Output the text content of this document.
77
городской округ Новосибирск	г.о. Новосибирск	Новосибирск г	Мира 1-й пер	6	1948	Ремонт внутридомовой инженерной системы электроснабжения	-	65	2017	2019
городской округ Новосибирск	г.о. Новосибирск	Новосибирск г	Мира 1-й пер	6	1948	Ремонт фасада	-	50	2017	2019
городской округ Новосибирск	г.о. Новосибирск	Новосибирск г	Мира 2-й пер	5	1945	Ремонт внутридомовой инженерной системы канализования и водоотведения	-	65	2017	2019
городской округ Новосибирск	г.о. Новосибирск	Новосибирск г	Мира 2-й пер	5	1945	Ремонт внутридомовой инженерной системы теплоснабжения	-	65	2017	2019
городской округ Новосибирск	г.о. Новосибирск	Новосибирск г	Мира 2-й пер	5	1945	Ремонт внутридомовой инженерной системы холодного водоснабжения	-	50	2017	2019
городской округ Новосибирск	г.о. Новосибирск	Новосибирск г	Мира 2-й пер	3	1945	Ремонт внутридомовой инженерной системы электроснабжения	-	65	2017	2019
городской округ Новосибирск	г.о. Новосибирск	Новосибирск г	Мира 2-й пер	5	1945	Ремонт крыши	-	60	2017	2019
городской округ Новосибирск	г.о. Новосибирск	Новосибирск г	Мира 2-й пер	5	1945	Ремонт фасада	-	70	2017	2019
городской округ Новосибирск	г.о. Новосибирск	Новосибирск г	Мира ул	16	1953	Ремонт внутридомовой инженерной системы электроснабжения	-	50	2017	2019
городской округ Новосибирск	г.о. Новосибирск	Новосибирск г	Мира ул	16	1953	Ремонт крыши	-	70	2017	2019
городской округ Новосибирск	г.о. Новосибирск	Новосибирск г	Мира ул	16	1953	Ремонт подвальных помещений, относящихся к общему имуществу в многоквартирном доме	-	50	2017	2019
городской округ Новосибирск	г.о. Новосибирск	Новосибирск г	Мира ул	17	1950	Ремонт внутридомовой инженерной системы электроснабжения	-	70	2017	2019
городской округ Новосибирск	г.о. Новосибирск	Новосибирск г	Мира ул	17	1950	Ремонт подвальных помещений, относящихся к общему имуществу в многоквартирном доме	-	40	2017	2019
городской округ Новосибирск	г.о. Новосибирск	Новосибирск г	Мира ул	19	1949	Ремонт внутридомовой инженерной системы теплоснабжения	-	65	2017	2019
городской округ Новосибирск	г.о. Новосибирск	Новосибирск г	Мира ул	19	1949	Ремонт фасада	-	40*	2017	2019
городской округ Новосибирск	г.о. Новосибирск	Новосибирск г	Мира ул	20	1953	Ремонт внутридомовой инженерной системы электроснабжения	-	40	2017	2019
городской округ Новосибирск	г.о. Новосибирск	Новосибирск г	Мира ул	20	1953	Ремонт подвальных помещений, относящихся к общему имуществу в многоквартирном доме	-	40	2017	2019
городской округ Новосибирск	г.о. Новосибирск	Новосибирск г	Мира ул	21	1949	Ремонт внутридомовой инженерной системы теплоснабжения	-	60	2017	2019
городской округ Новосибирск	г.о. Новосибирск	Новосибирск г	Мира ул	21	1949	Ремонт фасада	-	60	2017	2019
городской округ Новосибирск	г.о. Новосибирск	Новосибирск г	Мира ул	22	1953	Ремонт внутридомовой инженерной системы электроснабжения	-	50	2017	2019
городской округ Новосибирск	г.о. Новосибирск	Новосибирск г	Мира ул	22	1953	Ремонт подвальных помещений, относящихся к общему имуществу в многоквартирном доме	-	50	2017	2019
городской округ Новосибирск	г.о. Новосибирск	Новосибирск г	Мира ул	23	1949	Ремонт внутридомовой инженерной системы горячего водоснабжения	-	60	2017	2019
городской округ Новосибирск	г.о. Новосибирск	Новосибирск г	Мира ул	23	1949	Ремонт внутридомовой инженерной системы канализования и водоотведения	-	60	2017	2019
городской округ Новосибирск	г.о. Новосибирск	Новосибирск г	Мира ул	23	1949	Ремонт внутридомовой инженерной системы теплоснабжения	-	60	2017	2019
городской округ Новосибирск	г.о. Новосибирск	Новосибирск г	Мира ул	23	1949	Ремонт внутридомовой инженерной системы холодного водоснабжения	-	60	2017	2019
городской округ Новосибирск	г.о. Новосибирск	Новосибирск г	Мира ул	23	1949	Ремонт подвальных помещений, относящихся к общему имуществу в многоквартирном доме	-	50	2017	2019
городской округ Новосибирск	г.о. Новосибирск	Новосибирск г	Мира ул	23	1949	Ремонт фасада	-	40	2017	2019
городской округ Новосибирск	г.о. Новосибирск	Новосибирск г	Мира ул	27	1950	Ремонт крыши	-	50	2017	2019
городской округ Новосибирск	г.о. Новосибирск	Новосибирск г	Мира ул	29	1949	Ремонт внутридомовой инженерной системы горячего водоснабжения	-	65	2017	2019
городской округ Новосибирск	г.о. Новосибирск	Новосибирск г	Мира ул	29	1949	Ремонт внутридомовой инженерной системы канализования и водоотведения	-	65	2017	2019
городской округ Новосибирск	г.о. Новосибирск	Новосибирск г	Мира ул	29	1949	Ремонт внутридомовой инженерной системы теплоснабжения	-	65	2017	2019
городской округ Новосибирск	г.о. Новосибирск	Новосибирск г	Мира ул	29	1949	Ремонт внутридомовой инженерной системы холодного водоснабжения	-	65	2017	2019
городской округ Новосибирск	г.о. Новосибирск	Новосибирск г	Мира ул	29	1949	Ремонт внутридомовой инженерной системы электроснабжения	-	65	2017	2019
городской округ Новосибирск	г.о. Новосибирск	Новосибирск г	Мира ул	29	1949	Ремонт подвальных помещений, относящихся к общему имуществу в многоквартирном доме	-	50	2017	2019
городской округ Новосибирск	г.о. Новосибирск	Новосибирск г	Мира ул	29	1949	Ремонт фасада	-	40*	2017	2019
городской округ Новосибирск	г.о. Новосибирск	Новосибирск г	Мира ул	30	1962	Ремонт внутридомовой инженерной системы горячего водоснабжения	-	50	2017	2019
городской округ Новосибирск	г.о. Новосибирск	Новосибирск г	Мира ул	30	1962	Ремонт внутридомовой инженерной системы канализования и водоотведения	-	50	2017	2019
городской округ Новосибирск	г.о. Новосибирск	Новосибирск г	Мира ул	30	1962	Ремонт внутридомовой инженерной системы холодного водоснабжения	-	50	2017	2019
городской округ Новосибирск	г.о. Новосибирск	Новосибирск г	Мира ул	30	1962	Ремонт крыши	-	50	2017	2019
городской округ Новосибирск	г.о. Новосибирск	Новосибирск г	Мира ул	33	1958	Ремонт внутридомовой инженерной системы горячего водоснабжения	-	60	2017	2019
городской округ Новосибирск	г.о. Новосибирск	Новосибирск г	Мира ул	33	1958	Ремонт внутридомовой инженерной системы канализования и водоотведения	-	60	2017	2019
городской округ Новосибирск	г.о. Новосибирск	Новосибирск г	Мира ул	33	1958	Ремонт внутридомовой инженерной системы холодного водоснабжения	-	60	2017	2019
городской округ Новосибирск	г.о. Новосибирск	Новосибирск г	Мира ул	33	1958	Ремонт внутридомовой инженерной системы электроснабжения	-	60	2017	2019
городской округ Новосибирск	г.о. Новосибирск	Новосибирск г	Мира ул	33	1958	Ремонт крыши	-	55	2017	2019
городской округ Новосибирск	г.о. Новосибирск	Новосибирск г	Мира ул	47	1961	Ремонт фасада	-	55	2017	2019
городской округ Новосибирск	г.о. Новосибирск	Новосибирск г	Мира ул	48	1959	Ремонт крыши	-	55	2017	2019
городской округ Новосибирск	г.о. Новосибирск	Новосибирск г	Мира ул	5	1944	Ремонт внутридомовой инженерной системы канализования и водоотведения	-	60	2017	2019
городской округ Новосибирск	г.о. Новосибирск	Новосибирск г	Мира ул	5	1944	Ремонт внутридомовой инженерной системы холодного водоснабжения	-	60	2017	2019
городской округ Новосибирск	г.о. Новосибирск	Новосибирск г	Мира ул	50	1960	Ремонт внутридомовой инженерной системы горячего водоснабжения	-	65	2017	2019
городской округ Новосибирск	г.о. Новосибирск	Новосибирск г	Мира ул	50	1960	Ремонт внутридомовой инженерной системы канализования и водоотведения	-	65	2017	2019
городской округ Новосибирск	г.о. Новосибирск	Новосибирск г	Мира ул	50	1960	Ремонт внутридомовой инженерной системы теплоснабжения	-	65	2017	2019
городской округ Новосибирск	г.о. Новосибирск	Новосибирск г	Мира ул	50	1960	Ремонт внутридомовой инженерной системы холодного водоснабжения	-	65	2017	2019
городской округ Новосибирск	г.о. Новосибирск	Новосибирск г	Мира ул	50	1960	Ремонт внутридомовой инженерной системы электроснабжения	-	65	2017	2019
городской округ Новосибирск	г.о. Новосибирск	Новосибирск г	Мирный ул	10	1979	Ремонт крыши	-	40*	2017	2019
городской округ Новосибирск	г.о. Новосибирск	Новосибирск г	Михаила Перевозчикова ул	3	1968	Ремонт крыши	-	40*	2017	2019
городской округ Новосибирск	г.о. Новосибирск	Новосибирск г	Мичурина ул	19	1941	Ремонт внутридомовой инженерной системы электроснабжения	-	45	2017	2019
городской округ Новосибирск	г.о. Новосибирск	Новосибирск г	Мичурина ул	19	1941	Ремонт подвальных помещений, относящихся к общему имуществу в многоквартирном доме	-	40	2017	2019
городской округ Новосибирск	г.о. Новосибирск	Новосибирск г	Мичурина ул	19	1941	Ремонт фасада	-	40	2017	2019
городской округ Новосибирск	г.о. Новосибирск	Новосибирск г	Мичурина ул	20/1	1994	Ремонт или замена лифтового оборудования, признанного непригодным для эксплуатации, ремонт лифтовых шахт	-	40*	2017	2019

**Your instructions**
Search the lines for the word "Мичурина" and report how many contain it, by number only.

**Solved exercise**
4